本文抜粋:

▼

バラの木の、スズメのねぐら



五年前、大和の国・金剛山麓から信濃の国に引越すことになったとき、ご近所の方がバラの苗木を餞別に下さった。
一人の奥さんがモッコウバラ、別の奥さんが白花のツルバラ、それぞれ小さな苗木だった。
モッコウバラを下さった方の家には大きなモッコウバラのアーチがあり、満開のときはそれはそれは美しい花の環が姿を現した。
安曇野に来てその二本を家の入り口近くの壁際に植え、根を元気にするために落ち葉や木材チップなど有機質をたっぷり入れた。
モッコウバラは勢いよく育ち、支柱をはいのぼって、春には黄色い花を無数につけるようになった。
白バラは初め元気がなかったが二年過ぎてから、土がよくなったのか元気に蔓を伸ばしはじめ、花も咲かせるようになった。
白い花弁の中に黄色のしべがかわいい。
今年の春は、屋根まで伸び広がった蔓に、まずモッコウバラ、つづいて白バラが咲き、いっとき黄色と白が交じり合って豪華な花のホリゾントになった。
モッコウバラには棘がなく、白バラには硬い棘がある。
両者は蔓を伸ばして絡み合い、うっそうと茂る。


今日、あまりにも混み過ぎたから剪定をしようと、脚立に上って絡み合って延び放題の枝を切り取っていった。

▲

データ抜粋:
▼

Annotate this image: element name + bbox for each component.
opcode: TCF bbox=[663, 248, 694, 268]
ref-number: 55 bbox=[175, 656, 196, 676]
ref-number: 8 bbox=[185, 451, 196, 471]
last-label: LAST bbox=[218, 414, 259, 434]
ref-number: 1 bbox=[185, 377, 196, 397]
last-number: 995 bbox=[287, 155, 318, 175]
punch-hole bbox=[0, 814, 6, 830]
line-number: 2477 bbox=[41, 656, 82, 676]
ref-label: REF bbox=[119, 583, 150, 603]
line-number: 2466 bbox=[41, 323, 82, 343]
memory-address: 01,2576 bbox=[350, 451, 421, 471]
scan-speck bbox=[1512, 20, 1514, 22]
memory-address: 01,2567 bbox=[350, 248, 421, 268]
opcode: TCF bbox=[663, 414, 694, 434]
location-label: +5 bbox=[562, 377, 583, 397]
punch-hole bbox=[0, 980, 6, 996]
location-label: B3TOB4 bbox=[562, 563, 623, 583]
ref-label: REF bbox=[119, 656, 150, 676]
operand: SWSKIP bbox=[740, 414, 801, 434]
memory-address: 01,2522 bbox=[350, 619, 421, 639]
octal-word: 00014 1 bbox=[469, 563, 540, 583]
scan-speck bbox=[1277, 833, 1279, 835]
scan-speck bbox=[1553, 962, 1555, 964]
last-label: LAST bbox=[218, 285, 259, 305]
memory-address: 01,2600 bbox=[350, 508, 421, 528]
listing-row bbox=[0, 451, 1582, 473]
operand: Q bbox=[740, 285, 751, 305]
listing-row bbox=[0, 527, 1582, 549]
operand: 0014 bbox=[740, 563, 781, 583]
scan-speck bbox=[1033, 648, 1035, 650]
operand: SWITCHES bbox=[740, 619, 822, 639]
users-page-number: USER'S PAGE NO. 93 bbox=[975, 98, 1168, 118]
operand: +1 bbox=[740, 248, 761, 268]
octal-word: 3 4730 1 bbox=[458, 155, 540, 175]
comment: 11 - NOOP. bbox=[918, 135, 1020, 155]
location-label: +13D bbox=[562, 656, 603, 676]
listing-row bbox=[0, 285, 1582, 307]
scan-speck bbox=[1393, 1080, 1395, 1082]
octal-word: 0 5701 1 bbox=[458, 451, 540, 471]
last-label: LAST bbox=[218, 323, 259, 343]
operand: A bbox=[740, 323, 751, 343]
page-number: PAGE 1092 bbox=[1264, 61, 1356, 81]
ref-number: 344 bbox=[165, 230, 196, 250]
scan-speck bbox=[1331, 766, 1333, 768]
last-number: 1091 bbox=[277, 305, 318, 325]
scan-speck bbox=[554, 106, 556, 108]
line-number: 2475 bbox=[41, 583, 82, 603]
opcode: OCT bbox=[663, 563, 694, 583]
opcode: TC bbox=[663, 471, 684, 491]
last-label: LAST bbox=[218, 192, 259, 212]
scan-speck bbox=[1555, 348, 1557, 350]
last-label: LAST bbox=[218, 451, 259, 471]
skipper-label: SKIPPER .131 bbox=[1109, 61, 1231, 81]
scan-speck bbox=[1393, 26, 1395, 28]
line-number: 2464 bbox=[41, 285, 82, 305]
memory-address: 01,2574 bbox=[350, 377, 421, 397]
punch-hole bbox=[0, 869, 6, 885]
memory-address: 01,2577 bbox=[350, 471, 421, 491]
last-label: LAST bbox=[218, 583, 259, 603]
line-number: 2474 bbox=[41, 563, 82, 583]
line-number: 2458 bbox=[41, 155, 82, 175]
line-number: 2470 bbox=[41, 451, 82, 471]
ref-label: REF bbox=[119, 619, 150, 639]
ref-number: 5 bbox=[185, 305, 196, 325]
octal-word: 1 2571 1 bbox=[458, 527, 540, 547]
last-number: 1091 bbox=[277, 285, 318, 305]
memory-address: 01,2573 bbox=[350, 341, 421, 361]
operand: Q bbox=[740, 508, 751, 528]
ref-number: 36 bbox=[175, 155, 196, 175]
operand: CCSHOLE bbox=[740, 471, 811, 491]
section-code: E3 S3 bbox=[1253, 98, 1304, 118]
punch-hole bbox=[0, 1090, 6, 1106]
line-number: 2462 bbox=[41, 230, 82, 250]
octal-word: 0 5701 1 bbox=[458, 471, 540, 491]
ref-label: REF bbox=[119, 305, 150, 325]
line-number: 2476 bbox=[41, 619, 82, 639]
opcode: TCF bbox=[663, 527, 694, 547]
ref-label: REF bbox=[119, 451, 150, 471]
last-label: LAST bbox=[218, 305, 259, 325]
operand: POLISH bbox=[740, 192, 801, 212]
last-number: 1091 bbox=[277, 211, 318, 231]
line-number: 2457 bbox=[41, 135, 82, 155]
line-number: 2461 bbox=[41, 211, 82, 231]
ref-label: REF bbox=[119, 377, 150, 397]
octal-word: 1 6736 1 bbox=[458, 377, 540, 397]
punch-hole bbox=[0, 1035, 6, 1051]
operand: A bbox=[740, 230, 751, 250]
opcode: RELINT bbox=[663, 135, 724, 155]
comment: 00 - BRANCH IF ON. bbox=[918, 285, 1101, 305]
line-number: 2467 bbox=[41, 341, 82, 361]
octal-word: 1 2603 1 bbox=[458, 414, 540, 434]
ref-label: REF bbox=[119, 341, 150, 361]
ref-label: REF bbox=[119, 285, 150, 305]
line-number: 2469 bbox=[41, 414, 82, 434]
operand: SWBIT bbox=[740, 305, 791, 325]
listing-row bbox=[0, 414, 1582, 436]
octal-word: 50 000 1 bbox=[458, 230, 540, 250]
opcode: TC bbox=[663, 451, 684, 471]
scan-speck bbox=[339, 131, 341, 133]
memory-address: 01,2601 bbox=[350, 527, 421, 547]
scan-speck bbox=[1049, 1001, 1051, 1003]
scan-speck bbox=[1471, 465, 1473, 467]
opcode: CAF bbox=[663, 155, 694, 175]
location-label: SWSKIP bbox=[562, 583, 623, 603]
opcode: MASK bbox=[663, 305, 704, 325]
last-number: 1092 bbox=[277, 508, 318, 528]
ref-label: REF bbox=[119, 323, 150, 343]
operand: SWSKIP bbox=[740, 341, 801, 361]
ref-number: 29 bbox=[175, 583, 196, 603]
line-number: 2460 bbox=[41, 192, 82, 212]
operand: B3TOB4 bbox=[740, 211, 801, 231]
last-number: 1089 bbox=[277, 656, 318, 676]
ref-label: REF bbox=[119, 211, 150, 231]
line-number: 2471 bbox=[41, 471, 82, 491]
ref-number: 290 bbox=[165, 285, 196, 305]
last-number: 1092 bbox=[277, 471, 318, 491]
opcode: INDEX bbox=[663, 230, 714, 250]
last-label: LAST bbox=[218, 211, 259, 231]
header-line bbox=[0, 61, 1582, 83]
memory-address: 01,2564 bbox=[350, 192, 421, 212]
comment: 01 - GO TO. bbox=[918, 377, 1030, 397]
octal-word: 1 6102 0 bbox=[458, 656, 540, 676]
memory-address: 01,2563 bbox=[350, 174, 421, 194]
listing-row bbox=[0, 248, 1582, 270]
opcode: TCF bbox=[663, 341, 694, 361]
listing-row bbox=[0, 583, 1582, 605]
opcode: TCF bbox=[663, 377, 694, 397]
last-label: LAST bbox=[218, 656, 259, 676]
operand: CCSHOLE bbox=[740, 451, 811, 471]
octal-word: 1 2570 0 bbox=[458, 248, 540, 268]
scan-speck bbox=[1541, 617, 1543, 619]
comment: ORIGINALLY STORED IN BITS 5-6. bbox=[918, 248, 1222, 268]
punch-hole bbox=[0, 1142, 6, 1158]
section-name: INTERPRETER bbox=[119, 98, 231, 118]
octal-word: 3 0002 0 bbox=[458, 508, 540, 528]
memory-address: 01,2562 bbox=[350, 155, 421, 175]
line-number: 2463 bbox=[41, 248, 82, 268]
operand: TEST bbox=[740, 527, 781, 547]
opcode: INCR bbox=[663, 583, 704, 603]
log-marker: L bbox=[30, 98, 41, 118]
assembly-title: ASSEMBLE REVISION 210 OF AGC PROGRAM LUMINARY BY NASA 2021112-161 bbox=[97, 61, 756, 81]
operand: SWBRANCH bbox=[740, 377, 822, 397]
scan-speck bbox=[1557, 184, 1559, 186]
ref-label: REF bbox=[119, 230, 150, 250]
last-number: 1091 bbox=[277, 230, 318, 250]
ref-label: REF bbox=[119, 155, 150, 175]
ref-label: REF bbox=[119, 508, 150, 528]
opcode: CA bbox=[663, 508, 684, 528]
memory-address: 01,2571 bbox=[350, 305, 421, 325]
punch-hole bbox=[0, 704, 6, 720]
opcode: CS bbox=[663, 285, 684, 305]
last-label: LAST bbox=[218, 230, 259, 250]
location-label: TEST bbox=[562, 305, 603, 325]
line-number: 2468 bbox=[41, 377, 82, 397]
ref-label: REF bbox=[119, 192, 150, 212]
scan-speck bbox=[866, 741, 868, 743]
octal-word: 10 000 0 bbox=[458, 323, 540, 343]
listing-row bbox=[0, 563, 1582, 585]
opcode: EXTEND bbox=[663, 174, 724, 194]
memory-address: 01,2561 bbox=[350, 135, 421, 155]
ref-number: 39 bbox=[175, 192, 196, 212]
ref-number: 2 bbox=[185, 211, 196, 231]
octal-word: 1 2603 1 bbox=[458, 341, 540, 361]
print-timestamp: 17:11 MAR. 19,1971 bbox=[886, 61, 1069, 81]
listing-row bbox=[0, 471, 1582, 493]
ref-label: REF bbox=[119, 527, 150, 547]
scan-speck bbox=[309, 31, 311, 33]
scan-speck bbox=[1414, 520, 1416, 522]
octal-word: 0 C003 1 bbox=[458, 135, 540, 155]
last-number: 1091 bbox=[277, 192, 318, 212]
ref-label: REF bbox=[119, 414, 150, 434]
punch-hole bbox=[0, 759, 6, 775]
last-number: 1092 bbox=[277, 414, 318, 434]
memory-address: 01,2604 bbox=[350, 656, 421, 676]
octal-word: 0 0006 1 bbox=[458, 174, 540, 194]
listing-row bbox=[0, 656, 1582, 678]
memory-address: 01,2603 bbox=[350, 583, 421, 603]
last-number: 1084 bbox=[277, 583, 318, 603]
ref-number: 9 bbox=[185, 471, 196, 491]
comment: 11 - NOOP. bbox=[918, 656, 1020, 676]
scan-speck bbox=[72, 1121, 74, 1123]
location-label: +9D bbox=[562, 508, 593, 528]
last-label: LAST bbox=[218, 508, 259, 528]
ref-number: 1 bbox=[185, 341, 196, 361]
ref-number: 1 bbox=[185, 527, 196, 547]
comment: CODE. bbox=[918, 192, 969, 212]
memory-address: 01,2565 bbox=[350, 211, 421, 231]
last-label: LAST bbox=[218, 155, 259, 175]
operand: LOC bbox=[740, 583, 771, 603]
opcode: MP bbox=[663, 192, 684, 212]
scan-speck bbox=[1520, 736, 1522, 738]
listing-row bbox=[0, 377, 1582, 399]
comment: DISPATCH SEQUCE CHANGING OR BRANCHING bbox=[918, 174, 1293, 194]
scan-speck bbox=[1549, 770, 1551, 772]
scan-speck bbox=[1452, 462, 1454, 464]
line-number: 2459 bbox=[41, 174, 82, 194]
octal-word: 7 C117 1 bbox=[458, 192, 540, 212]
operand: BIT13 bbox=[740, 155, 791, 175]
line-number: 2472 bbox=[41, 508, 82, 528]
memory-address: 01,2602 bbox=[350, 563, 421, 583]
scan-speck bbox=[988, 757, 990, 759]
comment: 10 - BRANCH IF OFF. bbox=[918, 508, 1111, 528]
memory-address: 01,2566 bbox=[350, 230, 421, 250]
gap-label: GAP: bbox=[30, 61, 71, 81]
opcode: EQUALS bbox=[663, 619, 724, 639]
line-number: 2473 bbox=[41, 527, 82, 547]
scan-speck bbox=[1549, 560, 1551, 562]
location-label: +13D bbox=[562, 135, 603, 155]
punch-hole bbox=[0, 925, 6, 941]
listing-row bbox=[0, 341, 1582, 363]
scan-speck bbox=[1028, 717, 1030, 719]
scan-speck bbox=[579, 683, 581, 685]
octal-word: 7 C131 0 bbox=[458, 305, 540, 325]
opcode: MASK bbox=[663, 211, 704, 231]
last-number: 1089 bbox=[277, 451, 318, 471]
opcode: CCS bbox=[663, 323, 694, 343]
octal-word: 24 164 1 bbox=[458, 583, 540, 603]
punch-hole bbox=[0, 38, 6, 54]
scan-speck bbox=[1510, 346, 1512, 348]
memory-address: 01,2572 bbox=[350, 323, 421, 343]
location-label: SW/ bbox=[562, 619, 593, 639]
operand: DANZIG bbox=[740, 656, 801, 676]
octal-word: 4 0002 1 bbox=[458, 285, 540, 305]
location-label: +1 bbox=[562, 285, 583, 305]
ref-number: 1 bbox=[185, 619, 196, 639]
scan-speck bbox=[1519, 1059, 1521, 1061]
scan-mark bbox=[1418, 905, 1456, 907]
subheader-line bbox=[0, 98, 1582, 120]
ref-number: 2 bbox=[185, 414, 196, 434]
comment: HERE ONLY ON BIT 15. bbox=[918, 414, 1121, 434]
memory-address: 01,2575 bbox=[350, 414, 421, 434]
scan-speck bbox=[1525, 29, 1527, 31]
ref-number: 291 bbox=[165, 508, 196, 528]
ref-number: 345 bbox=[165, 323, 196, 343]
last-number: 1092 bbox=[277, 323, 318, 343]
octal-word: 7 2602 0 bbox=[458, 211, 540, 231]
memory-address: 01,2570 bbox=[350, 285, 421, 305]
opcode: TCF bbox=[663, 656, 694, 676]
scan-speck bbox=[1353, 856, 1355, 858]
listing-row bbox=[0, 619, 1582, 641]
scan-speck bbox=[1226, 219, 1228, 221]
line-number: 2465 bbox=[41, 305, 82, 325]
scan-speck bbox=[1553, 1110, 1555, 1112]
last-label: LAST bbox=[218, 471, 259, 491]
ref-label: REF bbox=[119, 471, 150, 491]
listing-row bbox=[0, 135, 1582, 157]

▲
▼

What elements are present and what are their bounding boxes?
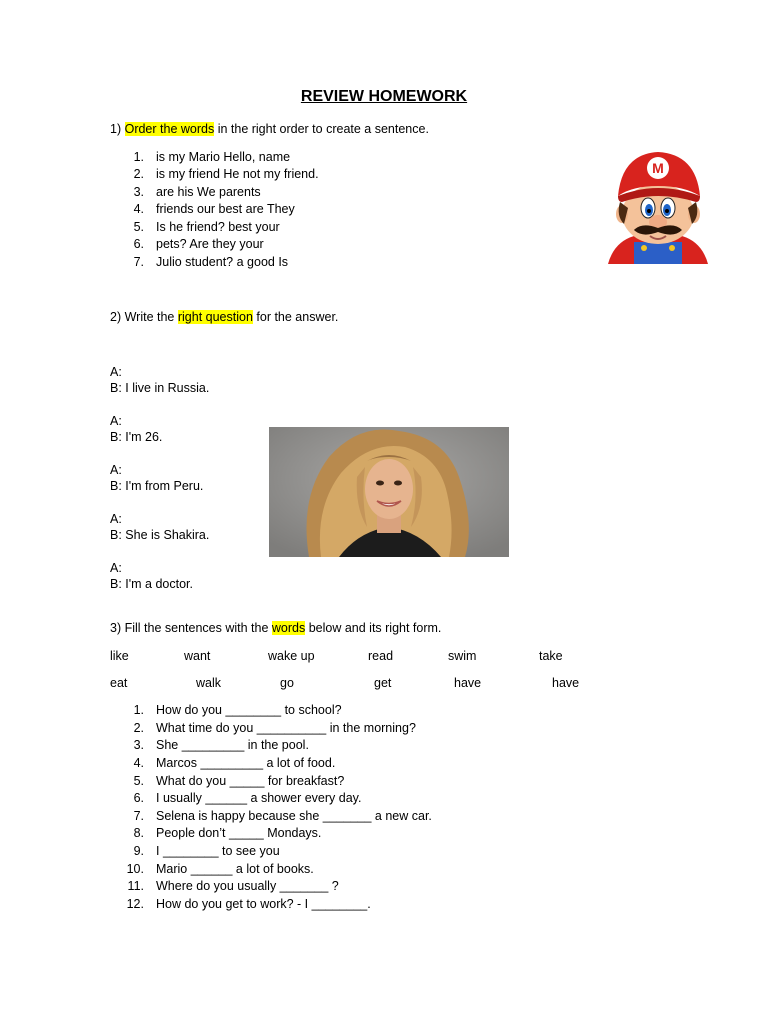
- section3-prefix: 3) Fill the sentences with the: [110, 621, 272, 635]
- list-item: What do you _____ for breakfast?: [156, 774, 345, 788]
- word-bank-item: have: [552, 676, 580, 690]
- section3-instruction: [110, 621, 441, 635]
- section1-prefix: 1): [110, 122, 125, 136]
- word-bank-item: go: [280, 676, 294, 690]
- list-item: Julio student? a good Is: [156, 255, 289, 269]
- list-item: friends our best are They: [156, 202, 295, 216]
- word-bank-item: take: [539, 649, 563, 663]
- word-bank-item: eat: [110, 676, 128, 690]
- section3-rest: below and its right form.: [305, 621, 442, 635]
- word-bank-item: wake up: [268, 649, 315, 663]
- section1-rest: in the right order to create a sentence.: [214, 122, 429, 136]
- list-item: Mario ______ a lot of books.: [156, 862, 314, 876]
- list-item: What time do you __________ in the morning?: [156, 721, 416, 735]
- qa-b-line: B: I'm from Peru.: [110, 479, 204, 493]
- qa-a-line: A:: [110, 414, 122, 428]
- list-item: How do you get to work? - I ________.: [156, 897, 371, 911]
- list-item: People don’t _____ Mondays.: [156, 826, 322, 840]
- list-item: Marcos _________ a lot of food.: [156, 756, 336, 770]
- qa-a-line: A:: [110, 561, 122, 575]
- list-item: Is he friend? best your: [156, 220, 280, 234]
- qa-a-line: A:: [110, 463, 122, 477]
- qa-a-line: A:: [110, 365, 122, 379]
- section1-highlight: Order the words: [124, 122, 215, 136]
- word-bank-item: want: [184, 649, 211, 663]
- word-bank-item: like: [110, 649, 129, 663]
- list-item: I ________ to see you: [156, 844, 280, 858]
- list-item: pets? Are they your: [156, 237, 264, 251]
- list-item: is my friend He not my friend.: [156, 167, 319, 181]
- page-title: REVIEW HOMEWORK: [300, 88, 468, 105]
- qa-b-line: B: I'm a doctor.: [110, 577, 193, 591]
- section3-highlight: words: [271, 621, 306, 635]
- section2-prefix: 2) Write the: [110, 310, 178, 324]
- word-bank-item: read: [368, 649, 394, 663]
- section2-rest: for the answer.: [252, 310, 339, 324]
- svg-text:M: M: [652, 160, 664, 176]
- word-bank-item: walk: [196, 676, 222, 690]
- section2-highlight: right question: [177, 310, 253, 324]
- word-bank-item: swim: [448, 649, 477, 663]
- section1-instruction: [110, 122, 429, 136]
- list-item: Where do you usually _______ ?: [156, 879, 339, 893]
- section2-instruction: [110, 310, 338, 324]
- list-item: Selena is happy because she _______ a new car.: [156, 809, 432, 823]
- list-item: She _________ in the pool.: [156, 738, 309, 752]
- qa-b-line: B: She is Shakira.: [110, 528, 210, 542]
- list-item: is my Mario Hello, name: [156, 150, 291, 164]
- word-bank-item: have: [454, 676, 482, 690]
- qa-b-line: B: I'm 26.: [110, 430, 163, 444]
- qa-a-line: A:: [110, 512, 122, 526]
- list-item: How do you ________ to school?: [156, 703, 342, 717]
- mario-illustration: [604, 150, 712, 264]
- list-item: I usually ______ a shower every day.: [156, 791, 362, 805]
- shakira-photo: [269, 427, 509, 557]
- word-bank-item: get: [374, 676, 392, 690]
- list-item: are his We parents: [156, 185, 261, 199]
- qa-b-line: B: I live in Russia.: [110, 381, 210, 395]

▲

取り組む課題:
1. バラの随筆について、次の問いに答えてください。
(a) 筆者はどこからどこへ引越したか。
(b) 棘がないのはどちらのバラか。
(c) 白バラの花のしべは何色か。
2. バラの随筆の続きを、最後の文の後から書き進めてください。

課題の解答:
1.
(a) 大和の国・金剛山麓から信濃の国へ引越した。
(b) モッコウバラである。
(c) 黄色である。

2.
棘に刺されないように、厚手の皮の手袋をつけて、はさみで切った枝を引き抜き取り去る。
蓼科のイングリッシュガーデンの店で買ったイングランド製の皮手袋は威力を発揮した。
棘はまったく刺さらない。
チョキチョキやっていったら、バラの茂みはずいぶんすっきりした。


夕方、薄暗くなってきたとき、スズメの若々しい元気な鳴き声がバラの木の上辺りにしきりに聞える。
見ると屋根の雨どいから頭をのぞかせたスズメたちが、バラの茂みを見ながら騒いでいる。
何をそんなに騒いでいるんだい。
はっ、と思い当たった。
しまった。そういうことか。
すまんすまん、悪いことをした。


この秋ごろから夕方になると、バラの茂みにスズメが集まるようになり、
夕暮れ、バラのそばを通ると、茂みの中からスズメが驚いて数羽飛び立つことがあった。
朝早くそこを通るとやはり飛び立っていく。
ここはスズメのねぐら?
人間に近いこんなところをねぐらにしているのか?
そうか、ここはかえって彼らの求めるところなのかもしれない、安全だと。
外敵に襲われることがない。
葉の茂り具合も密集し枝も多く、外からは見えず、ねぐらにはもってこいだ。


今年生まれたスズメたちがまだ巣を作れず、一本の木立の中に集まり、寄り添い合って冬の夜を共に過す。
そういう木がある。
その木にこのバラの茂みがなっていた。
剪定するとき、そのことをすっかり忘れていたぞ。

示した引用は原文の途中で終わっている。